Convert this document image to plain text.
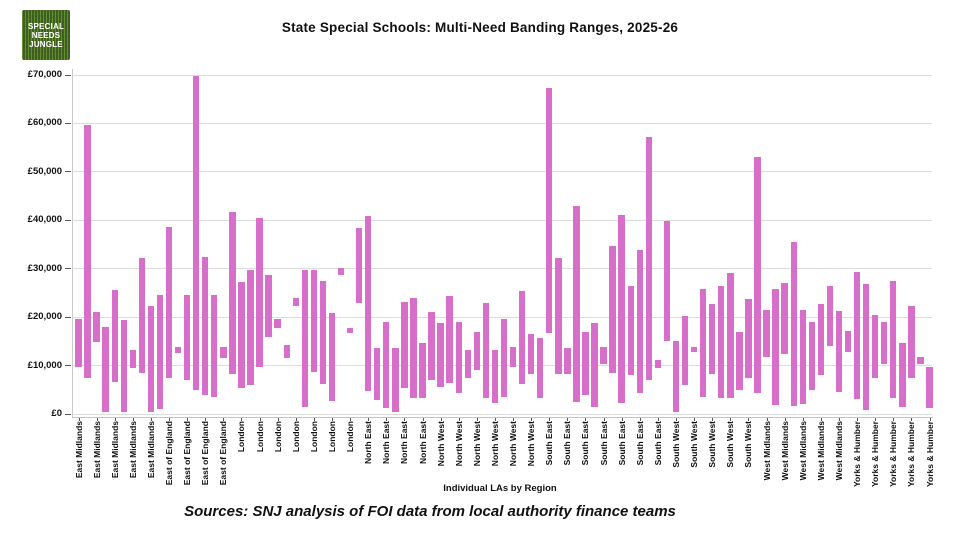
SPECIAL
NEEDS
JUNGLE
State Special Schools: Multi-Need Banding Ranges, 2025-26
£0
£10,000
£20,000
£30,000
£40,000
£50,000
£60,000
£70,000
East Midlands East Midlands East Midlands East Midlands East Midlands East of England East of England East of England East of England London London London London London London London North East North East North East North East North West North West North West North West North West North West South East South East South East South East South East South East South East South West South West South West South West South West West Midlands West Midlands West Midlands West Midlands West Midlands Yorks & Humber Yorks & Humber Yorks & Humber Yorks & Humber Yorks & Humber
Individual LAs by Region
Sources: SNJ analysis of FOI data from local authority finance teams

━━━━━━━━━━━━━━━━

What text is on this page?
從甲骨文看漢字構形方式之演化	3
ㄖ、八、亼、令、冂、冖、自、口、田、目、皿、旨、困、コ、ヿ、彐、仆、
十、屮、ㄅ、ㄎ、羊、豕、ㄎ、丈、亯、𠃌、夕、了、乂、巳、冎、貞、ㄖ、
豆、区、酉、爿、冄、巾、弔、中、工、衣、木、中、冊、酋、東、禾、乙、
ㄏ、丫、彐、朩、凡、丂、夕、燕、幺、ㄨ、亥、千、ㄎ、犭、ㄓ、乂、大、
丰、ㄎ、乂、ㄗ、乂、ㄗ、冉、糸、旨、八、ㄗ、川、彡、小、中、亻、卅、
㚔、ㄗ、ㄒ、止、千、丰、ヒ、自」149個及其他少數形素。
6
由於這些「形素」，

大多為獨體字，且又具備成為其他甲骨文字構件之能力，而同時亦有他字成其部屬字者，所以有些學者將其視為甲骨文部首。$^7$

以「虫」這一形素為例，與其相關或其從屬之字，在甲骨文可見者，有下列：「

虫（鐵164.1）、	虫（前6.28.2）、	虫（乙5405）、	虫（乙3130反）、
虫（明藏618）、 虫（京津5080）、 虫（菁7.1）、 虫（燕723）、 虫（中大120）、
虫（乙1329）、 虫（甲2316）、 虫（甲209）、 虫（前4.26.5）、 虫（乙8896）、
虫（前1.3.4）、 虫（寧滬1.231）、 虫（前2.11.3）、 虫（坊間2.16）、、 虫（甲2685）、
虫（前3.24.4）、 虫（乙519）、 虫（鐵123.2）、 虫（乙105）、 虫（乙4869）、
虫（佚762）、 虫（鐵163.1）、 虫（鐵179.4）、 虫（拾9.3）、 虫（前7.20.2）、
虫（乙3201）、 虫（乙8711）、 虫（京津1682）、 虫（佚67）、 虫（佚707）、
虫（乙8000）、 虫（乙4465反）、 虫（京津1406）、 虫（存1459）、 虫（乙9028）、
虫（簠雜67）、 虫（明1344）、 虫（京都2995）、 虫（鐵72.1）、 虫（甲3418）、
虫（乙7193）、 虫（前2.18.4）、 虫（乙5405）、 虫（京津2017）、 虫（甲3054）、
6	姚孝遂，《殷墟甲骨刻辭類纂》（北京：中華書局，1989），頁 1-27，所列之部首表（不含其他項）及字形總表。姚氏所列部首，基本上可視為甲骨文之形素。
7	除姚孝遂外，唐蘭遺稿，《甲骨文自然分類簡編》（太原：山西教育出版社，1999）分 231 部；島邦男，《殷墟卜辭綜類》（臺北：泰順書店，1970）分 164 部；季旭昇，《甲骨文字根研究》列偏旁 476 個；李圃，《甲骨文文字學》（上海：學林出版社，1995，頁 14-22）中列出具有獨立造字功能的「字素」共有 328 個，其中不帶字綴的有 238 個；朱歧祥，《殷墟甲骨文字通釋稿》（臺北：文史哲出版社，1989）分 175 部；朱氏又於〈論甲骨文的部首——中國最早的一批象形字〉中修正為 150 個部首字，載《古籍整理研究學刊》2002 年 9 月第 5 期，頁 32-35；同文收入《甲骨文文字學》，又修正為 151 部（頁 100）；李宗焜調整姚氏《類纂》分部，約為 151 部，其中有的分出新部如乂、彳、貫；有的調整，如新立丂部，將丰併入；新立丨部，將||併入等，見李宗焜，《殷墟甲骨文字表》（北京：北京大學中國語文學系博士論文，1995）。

━━━━━━━━━━━━━━━━

## Aim
Select and copy every line from the records that includes the word "text".

## Answer to this problem
Convert this document image to plain text.
What text is on this page?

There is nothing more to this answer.